* begin DATA *

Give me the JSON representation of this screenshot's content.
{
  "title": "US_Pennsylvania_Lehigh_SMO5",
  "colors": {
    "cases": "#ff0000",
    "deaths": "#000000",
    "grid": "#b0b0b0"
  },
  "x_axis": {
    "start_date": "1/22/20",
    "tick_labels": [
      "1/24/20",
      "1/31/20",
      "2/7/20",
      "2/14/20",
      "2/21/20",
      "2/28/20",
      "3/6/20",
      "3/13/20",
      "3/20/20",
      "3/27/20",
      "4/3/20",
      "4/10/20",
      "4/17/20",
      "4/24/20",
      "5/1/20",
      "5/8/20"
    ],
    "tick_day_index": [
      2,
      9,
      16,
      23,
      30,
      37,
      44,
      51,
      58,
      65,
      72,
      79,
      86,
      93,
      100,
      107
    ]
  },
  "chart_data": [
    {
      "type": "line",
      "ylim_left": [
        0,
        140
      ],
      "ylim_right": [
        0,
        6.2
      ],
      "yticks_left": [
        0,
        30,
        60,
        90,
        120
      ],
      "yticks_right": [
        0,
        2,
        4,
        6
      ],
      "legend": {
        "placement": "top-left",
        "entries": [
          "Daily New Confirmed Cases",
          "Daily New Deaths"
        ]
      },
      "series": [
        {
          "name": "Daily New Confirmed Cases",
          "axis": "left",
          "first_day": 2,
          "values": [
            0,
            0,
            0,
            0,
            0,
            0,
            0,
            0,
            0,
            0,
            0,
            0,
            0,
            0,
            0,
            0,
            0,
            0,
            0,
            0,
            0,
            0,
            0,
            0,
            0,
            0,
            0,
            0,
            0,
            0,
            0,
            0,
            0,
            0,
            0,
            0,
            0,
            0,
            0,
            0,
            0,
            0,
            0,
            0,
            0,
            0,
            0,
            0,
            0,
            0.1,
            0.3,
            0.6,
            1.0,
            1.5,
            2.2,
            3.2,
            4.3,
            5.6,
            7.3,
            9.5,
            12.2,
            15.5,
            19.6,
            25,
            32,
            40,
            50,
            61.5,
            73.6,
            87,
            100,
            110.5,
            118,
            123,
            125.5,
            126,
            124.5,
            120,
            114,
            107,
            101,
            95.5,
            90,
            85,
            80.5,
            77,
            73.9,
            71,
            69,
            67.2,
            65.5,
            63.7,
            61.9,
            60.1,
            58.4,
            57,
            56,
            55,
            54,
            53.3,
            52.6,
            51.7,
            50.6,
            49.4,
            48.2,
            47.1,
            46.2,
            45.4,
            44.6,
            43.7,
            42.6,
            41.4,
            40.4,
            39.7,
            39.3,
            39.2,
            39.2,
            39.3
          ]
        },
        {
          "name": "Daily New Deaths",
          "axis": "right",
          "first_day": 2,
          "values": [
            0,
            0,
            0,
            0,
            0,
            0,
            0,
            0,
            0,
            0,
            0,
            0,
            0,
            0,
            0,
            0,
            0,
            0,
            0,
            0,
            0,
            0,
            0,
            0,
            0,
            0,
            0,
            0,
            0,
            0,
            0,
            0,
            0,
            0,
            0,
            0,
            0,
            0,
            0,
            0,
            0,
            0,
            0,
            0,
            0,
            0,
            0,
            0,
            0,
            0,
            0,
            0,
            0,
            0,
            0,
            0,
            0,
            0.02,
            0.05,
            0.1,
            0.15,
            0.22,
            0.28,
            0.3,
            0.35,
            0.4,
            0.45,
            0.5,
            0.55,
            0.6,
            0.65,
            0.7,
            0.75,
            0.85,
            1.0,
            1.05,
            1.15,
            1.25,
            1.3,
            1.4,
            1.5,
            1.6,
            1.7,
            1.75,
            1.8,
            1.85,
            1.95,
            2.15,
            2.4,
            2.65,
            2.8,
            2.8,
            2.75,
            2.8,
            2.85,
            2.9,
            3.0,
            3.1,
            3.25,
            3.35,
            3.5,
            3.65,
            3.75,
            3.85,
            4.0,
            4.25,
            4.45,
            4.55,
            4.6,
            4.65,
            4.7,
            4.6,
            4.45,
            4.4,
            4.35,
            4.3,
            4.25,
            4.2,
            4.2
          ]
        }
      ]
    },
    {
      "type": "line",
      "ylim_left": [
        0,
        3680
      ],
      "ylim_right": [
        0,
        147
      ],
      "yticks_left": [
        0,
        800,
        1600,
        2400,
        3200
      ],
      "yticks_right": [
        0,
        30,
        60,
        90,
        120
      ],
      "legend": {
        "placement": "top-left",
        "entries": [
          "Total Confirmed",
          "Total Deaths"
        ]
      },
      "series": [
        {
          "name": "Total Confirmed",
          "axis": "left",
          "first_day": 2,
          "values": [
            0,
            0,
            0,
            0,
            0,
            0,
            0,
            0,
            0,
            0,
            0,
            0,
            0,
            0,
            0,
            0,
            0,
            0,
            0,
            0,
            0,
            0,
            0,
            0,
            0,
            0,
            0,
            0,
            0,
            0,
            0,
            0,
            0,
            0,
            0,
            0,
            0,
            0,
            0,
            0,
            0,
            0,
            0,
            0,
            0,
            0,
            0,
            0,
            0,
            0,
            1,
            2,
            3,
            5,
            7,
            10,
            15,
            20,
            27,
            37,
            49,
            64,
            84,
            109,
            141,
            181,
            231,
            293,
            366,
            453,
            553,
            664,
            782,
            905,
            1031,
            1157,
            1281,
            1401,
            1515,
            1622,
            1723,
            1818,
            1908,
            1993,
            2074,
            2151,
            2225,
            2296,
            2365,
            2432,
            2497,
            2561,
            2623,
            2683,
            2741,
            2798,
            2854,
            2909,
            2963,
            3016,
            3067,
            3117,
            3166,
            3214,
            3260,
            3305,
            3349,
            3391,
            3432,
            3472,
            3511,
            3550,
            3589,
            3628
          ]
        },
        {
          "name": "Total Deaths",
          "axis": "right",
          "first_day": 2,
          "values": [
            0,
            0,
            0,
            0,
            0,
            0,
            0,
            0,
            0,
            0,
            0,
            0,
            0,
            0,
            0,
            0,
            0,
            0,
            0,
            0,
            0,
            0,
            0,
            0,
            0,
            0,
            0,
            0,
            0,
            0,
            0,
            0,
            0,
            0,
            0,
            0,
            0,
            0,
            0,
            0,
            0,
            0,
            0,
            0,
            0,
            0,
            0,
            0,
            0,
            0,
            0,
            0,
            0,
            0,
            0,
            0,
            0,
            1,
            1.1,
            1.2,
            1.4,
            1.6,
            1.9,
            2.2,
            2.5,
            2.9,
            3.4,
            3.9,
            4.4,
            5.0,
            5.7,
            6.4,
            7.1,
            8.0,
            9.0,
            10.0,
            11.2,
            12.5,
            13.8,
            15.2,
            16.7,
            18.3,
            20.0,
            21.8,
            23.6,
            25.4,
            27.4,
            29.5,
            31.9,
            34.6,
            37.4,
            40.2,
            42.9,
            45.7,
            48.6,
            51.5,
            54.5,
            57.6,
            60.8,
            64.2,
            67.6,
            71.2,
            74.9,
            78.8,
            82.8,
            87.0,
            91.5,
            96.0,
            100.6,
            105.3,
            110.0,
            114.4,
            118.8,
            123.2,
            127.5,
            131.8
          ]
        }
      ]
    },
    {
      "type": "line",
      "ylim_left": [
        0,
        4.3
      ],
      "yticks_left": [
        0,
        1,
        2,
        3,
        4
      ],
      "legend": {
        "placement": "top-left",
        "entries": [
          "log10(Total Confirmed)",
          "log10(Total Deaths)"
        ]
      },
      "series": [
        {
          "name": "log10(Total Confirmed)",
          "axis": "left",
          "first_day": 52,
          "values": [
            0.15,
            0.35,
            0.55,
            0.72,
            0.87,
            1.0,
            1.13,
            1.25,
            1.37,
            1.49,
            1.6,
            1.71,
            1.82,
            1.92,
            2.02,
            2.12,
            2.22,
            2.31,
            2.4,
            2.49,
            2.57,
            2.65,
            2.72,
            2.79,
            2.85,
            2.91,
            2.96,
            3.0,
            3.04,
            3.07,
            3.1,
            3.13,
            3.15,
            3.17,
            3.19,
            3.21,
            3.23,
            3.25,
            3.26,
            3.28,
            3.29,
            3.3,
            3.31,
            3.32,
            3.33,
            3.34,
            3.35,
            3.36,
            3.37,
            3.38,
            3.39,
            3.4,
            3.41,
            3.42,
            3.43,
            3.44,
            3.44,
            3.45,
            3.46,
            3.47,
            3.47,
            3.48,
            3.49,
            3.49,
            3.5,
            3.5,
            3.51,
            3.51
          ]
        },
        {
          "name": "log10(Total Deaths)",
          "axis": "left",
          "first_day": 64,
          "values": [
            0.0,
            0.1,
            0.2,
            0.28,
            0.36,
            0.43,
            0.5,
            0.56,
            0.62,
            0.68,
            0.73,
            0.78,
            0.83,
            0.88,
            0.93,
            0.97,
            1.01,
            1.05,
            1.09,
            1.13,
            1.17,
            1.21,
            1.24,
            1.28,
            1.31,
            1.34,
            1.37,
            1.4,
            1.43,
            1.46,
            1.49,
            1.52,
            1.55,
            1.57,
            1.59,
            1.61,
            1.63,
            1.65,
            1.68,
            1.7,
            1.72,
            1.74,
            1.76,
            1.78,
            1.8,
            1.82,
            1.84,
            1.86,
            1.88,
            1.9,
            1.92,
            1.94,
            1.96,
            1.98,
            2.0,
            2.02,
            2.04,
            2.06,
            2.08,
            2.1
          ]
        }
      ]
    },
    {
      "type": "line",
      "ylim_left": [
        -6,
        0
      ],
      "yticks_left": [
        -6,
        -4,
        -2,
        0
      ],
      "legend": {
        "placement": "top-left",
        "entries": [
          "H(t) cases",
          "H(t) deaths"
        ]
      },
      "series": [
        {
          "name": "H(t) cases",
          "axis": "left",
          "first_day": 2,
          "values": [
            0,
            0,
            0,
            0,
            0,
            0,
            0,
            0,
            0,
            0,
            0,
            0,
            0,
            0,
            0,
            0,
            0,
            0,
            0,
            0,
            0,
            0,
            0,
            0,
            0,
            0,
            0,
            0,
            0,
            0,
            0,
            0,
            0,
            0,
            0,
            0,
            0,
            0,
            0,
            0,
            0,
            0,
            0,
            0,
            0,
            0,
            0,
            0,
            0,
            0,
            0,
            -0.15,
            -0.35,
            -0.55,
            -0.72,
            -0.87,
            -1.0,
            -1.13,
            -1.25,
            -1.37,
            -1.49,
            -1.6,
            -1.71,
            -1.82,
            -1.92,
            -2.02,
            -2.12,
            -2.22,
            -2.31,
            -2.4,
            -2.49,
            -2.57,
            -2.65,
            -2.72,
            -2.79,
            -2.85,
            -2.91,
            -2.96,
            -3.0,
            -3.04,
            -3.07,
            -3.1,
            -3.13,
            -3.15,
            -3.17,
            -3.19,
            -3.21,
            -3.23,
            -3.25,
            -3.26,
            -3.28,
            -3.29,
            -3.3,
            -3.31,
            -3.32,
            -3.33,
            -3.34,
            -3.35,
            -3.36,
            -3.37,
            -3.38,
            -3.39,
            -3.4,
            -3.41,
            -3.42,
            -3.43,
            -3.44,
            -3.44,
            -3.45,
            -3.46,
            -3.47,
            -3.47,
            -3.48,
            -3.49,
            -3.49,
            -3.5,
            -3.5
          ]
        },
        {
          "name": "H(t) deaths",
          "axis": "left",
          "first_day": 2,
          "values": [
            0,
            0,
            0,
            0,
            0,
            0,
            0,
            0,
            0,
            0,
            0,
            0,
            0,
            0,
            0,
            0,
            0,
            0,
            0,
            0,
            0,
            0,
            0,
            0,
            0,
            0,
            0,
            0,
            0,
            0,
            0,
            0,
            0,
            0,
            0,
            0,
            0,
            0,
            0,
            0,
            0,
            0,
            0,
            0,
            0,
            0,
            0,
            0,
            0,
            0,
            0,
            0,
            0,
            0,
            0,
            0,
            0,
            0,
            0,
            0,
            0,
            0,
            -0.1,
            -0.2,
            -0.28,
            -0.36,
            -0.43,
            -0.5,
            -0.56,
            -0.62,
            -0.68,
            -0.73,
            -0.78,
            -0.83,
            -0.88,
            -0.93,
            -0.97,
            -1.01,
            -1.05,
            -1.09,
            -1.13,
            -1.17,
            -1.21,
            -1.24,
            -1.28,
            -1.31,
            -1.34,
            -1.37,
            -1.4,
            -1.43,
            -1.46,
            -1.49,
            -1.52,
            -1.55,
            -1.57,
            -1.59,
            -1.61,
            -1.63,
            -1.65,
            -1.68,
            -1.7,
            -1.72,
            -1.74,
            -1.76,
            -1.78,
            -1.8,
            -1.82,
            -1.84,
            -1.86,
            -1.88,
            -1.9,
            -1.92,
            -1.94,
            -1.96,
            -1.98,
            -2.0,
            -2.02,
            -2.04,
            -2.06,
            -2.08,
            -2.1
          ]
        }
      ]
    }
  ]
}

* end DATA *

#### [WRITTEN EXERCISE]
Pull every line containing "name" out of the records.

#### [FULL OUTPUT]
          "name": "Daily New Confirmed Cases",
          "name": "Daily New Deaths",
          "name": "Total Confirmed",
          "name": "Total Deaths",
          "name": "log10(Total Confirmed)",
          "name": "log10(Total Deaths)",
          "name": "H(t) cases",
          "name": "H(t) deaths",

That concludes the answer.